TASK PROMPT:
Output every line of the listing below verbatim, leaving out the pictures.

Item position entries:
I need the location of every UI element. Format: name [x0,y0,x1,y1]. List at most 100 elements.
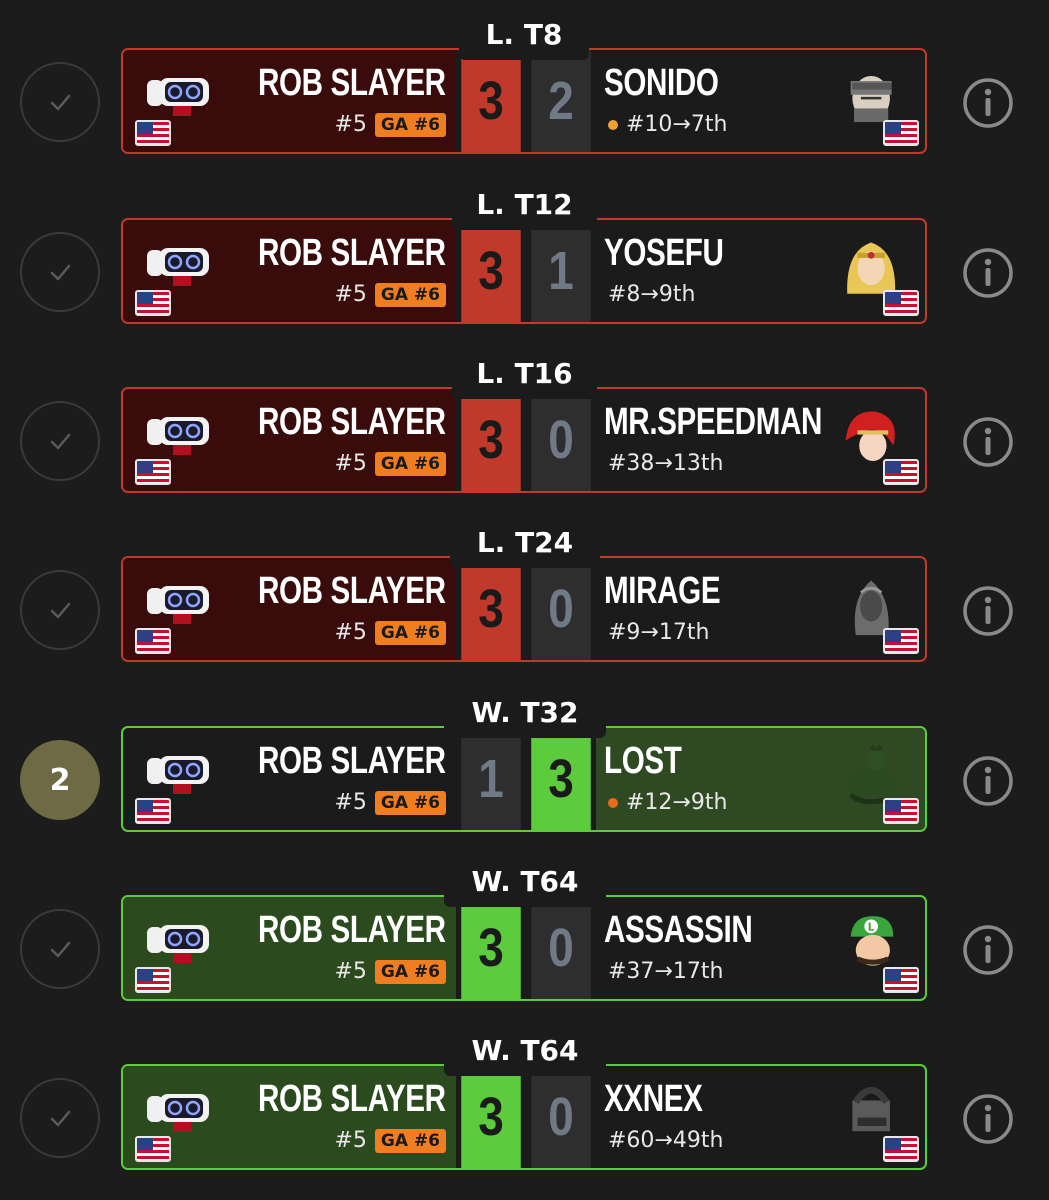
us-flag-icon [135,967,171,993]
opponent-panel: XXNEX #60→49th [596,1066,925,1168]
ga-rank-badge: GA #6 [374,282,446,307]
round-label: L. T24 [450,516,600,568]
opponent-seed-line: #12→9th [608,790,727,815]
match-card[interactable]: ROB SLAYER #5 GA #6 3 2 SONIDO #10→7th [121,48,927,154]
player-seed: #5 [334,451,367,476]
opponent-name: XXNEX [604,1078,703,1120]
info-icon [963,78,1013,128]
opponent-name: LOST [604,740,682,782]
svg-text:L: L [868,922,875,934]
player-panel: ROB SLAYER #5 GA #6 [123,389,456,491]
checkmark-icon [50,94,71,111]
match-card[interactable]: ROB SLAYER #5 GA #6 1 3 LOST #12→9th [121,726,927,832]
opponent-score: 0 [531,897,591,999]
round-label: L. T16 [452,347,597,399]
player-name: ROB SLAYER [258,62,446,104]
ga-rank-badge: GA #6 [374,790,446,815]
opponent-name: MR.SPEEDMAN [604,401,823,443]
opponent-score: 3 [531,728,591,830]
player-name: ROB SLAYER [258,740,446,782]
opponent-score: 2 [531,50,591,152]
match-row-6[interactable]: W. T64 ROB SLAYER #5 GA #6 3 0 ASSASSIN … [0,847,1049,1017]
player-character [135,744,215,824]
player-character [135,574,215,654]
info-button[interactable] [962,585,1014,637]
info-icon [963,586,1013,636]
us-flag-icon [883,290,919,316]
opponent-name: SONIDO [604,62,719,104]
match-card[interactable]: ROB SLAYER #5 GA #6 3 0 XXNEX #60→49th [121,1064,927,1170]
ga-rank-badge: GA #6 [374,959,446,984]
status-indicator [20,401,100,481]
opponent-name: ASSASSIN [604,909,753,951]
opponent-panel: YOSEFU #8→9th [596,220,925,322]
info-button[interactable] [962,416,1014,468]
match-row-4[interactable]: L. T24 ROB SLAYER #5 GA #6 3 0 MIRAGE #9… [0,508,1049,678]
opponent-panel: LOST #12→9th [596,728,925,830]
us-flag-icon [883,967,919,993]
player-seed: #5 [334,959,367,984]
player-character [135,1082,215,1162]
opponent-seed-line: #9→17th [608,620,709,645]
info-icon [963,417,1013,467]
info-button[interactable] [962,924,1014,976]
match-row-3[interactable]: L. T16 ROB SLAYER #5 GA #6 3 0 MR.SPEEDM… [0,339,1049,509]
opponent-seed-line: #10→7th [608,112,727,137]
player-seed-line: #5 GA #6 [334,959,446,984]
us-flag-icon [883,120,919,146]
match-row-7[interactable]: W. T64 ROB SLAYER #5 GA #6 3 0 XXNEX #60… [0,1016,1049,1186]
us-flag-icon [135,290,171,316]
match-card[interactable]: ROB SLAYER #5 GA #6 3 0 MR.SPEEDMAN #38→… [121,387,927,493]
player-score: 3 [461,220,521,322]
round-label: W. T32 [444,686,606,738]
opponent-character [837,234,919,316]
us-flag-icon [883,459,919,485]
us-flag-icon [883,1136,919,1162]
round-label: L. T12 [452,178,597,230]
player-character [135,405,215,485]
ga-rank-badge: GA #6 [374,1128,446,1153]
player-panel: ROB SLAYER #5 GA #6 [123,558,456,660]
player-character [135,66,215,146]
opponent-panel: SONIDO #10→7th [596,50,925,152]
player-seed-line: #5 GA #6 [334,282,446,307]
info-button[interactable] [962,755,1014,807]
info-button[interactable] [962,1093,1014,1145]
status-dot [608,797,618,808]
info-icon [963,248,1013,298]
info-button[interactable] [962,77,1014,129]
player-score: 3 [461,50,521,152]
match-card[interactable]: ROB SLAYER #5 GA #6 3 1 YOSEFU #8→9th [121,218,927,324]
rob-robot-icon [147,78,209,116]
match-row-2[interactable]: L. T12 ROB SLAYER #5 GA #6 3 1 YOSEFU #8… [0,170,1049,340]
player-seed-line: #5 GA #6 [334,790,446,815]
player-seed: #5 [334,112,367,137]
round-label: L. T8 [459,8,589,60]
rob-robot-icon [147,248,209,286]
match-card[interactable]: ROB SLAYER #5 GA #6 3 0 MIRAGE #9→17th [121,556,927,662]
player-seed-line: #5 GA #6 [334,620,446,645]
rob-robot-icon [147,417,209,455]
player-panel: ROB SLAYER #5 GA #6 [123,897,456,999]
us-flag-icon [883,798,919,824]
player-seed: #5 [334,790,367,815]
checkmark-icon [50,264,71,281]
opponent-character: L [837,911,919,993]
player-character [135,913,215,993]
player-seed: #5 [334,282,367,307]
checkmark-icon [50,941,71,958]
opponent-placement: #9→17th [608,620,710,645]
match-row-5[interactable]: 2 W. T32 ROB SLAYER #5 GA #6 1 3 LOST #1… [0,678,1049,848]
us-flag-icon [135,120,171,146]
opponent-seed-line: #8→9th [608,282,695,307]
rob-robot-icon [147,586,209,624]
match-card[interactable]: ROB SLAYER #5 GA #6 3 0 ASSASSIN #37→17t… [121,895,927,1001]
info-icon [963,925,1013,975]
status-dot [608,119,618,130]
status-indicator [20,909,100,989]
player-score: 3 [461,389,521,491]
info-button[interactable] [962,247,1014,299]
player-seed-line: #5 GA #6 [334,451,446,476]
match-row-1[interactable]: L. T8 ROB SLAYER #5 GA #6 3 2 SONIDO #10… [0,0,1049,170]
rob-robot-icon [147,925,209,963]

EXERCISE OUTPUT:
I need the location of every UI element. Format: name [x0,y0,x1,y1]. List at most 100 elements.
us-flag-icon [135,967,171,993]
opponent-panel: XXNEX #60→49th [596,1066,925,1168]
ga-rank-badge: GA #6 [374,282,446,307]
round-label: L. T24 [450,516,600,568]
opponent-seed-line: #12→9th [608,790,727,815]
match-card[interactable]: ROB SLAYER #5 GA #6 3 2 SONIDO #10→7th [121,48,927,154]
player-seed: #5 [334,451,367,476]
opponent-name: XXNEX [604,1078,703,1120]
info-icon [963,78,1013,128]
opponent-name: LOST [604,740,682,782]
svg-text:L: L [868,922,875,934]
player-panel: ROB SLAYER #5 GA #6 [123,389,456,491]
checkmark-icon [50,94,71,111]
match-card[interactable]: ROB SLAYER #5 GA #6 1 3 LOST #12→9th [121,726,927,832]
opponent-score: 0 [531,897,591,999]
round-label: L. T16 [452,347,597,399]
player-name: ROB SLAYER [258,62,446,104]
ga-rank-badge: GA #6 [374,790,446,815]
opponent-name: MR.SPEEDMAN [604,401,823,443]
opponent-score: 3 [531,728,591,830]
player-name: ROB SLAYER [258,740,446,782]
opponent-score: 2 [531,50,591,152]
match-row-6[interactable]: W. T64 ROB SLAYER #5 GA #6 3 0 ASSASSIN … [0,847,1049,1017]
player-character [135,744,215,824]
player-character [135,574,215,654]
info-button[interactable] [962,585,1014,637]
info-icon [963,586,1013,636]
us-flag-icon [883,290,919,316]
opponent-name: SONIDO [604,62,719,104]
match-card[interactable]: ROB SLAYER #5 GA #6 3 0 XXNEX #60→49th [121,1064,927,1170]
ga-rank-badge: GA #6 [374,959,446,984]
status-indicator [20,401,100,481]
opponent-name: ASSASSIN [604,909,753,951]
opponent-panel: YOSEFU #8→9th [596,220,925,322]
info-button[interactable] [962,416,1014,468]
match-row-4[interactable]: L. T24 ROB SLAYER #5 GA #6 3 0 MIRAGE #9… [0,508,1049,678]
opponent-panel: LOST #12→9th [596,728,925,830]
us-flag-icon [883,967,919,993]
player-seed: #5 [334,959,367,984]
player-character [135,1082,215,1162]
opponent-seed-line: #9→17th [608,620,709,645]
info-icon [963,417,1013,467]
info-button[interactable] [962,924,1014,976]
match-row-3[interactable]: L. T16 ROB SLAYER #5 GA #6 3 0 MR.SPEEDM… [0,339,1049,509]
opponent-seed-line: #10→7th [608,112,727,137]
player-seed-line: #5 GA #6 [334,959,446,984]
us-flag-icon [883,120,919,146]
match-row-7[interactable]: W. T64 ROB SLAYER #5 GA #6 3 0 XXNEX #60… [0,1016,1049,1186]
us-flag-icon [135,290,171,316]
match-card[interactable]: ROB SLAYER #5 GA #6 3 0 MR.SPEEDMAN #38→… [121,387,927,493]
player-score: 3 [461,220,521,322]
round-label: W. T32 [444,686,606,738]
opponent-character [837,234,919,316]
us-flag-icon [883,459,919,485]
us-flag-icon [883,1136,919,1162]
round-label: L. T12 [452,178,597,230]
player-character [135,405,215,485]
ga-rank-badge: GA #6 [374,1128,446,1153]
player-panel: ROB SLAYER #5 GA #6 [123,558,456,660]
player-character [135,66,215,146]
opponent-panel: SONIDO #10→7th [596,50,925,152]
player-seed-line: #5 GA #6 [334,282,446,307]
info-button[interactable] [962,755,1014,807]
info-button[interactable] [962,1093,1014,1145]
status-dot [608,797,618,808]
info-icon [963,248,1013,298]
info-button[interactable] [962,77,1014,129]
player-score: 3 [461,50,521,152]
match-card[interactable]: ROB SLAYER #5 GA #6 3 1 YOSEFU #8→9th [121,218,927,324]
rob-robot-icon [147,78,209,116]
match-row-2[interactable]: L. T12 ROB SLAYER #5 GA #6 3 1 YOSEFU #8… [0,170,1049,340]
player-seed-line: #5 GA #6 [334,790,446,815]
player-seed: #5 [334,112,367,137]
round-label: L. T8 [459,8,589,60]
rob-robot-icon [147,248,209,286]
match-card[interactable]: ROB SLAYER #5 GA #6 3 0 MIRAGE #9→17th [121,556,927,662]
player-seed-line: #5 GA #6 [334,620,446,645]
rob-robot-icon [147,417,209,455]
player-panel: ROB SLAYER #5 GA #6 [123,897,456,999]
us-flag-icon [883,798,919,824]
player-seed: #5 [334,790,367,815]
checkmark-icon [50,264,71,281]
opponent-character: L [837,911,919,993]
player-character [135,913,215,993]
player-seed: #5 [334,282,367,307]
checkmark-icon [50,941,71,958]
opponent-placement: #9→17th [608,620,710,645]
match-row-5[interactable]: 2 W. T32 ROB SLAYER #5 GA #6 1 3 LOST #1… [0,678,1049,848]
us-flag-icon [135,120,171,146]
opponent-seed-line: #8→9th [608,282,695,307]
rob-robot-icon [147,586,209,624]
match-card[interactable]: ROB SLAYER #5 GA #6 3 0 ASSASSIN #37→17t… [121,895,927,1001]
info-icon [963,925,1013,975]
status-dot [608,119,618,130]
status-indicator [20,909,100,989]
player-score: 3 [461,389,521,491]
info-button[interactable] [962,247,1014,299]
player-seed-line: #5 GA #6 [334,451,446,476]
match-row-1[interactable]: L. T8 ROB SLAYER #5 GA #6 3 2 SONIDO #10… [0,0,1049,170]
rob-robot-icon [147,925,209,963]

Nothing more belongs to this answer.